EXERCISE DIRECTIONS: Transcribe the records below exactly.

STORED DATA:
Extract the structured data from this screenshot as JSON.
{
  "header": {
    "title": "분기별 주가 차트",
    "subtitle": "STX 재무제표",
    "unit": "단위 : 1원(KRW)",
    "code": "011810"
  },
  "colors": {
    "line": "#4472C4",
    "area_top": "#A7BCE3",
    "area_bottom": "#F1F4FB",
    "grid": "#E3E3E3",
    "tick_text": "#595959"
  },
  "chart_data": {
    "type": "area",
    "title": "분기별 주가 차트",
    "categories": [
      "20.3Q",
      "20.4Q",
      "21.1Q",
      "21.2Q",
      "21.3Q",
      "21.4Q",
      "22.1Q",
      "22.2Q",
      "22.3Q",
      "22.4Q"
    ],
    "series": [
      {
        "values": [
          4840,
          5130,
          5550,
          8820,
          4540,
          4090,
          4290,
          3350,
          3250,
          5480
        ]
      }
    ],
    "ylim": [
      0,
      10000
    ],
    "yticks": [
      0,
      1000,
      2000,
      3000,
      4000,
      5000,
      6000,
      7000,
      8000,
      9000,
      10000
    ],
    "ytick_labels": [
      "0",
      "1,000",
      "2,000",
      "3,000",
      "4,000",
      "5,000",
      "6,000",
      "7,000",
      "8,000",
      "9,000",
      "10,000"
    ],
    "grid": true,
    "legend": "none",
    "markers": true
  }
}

FINAL RESULT:
Extract the structured data from this screenshot as JSON.
{
  "header": {
    "title": "분기별 주가 차트",
    "subtitle": "STX 재무제표",
    "unit": "단위 : 1원(KRW)",
    "code": "011810"
  },
  "colors": {
    "line": "#4472C4",
    "area_top": "#A7BCE3",
    "area_bottom": "#F1F4FB",
    "grid": "#E3E3E3",
    "tick_text": "#595959"
  },
  "chart_data": {
    "type": "area",
    "title": "분기별 주가 차트",
    "categories": [
      "20.3Q",
      "20.4Q",
      "21.1Q",
      "21.2Q",
      "21.3Q",
      "21.4Q",
      "22.1Q",
      "22.2Q",
      "22.3Q",
      "22.4Q"
    ],
    "series": [
      {
        "values": [
          4840,
          5130,
          5550,
          8820,
          4540,
          4090,
          4290,
          3350,
          3250,
          5480
        ]
      }
    ],
    "ylim": [
      0,
      10000
    ],
    "yticks": [
      0,
      1000,
      2000,
      3000,
      4000,
      5000,
      6000,
      7000,
      8000,
      9000,
      10000
    ],
    "ytick_labels": [
      "0",
      "1,000",
      "2,000",
      "3,000",
      "4,000",
      "5,000",
      "6,000",
      "7,000",
      "8,000",
      "9,000",
      "10,000"
    ],
    "grid": true,
    "legend": "none",
    "markers": true
  }
}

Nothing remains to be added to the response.